[Extracts from a graphics dataset]
__________

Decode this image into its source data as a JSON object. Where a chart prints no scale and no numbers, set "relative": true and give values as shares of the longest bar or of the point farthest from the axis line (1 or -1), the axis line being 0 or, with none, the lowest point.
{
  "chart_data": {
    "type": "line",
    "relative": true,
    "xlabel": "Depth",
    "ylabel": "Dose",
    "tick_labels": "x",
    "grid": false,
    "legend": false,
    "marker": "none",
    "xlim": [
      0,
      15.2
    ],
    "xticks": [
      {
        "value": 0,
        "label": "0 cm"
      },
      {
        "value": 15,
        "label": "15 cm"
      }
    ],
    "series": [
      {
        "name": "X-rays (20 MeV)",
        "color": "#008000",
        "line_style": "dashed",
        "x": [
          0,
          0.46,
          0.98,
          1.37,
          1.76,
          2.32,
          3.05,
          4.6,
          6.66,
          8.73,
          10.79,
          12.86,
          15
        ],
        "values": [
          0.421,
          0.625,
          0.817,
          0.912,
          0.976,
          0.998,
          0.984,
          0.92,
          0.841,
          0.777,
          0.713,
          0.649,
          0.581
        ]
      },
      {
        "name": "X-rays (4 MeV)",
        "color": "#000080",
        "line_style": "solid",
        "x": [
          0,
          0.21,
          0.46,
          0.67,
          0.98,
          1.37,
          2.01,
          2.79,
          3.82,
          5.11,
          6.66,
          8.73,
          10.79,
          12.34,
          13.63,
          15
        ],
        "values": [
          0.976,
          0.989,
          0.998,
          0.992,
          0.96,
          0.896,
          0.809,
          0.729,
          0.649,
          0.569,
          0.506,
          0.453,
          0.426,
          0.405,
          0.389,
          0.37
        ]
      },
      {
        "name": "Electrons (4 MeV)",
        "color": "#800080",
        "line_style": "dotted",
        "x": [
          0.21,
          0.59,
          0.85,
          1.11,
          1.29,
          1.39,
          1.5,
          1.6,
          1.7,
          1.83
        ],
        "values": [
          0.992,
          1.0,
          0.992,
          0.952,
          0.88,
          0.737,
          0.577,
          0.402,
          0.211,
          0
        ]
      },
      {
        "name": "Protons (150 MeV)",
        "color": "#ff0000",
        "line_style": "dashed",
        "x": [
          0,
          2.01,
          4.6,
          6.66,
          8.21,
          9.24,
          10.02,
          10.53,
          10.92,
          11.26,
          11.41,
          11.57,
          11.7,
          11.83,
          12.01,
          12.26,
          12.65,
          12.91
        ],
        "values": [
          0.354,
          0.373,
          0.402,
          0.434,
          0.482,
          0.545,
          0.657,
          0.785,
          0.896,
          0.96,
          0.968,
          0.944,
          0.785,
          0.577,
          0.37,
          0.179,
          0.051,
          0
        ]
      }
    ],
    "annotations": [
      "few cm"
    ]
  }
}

__________

Take each line containing the string "color" and copy it out.

## Final answer:
        "color": "#008000",
        "color": "#000080",
        "color": "#800080",
        "color": "#ff0000",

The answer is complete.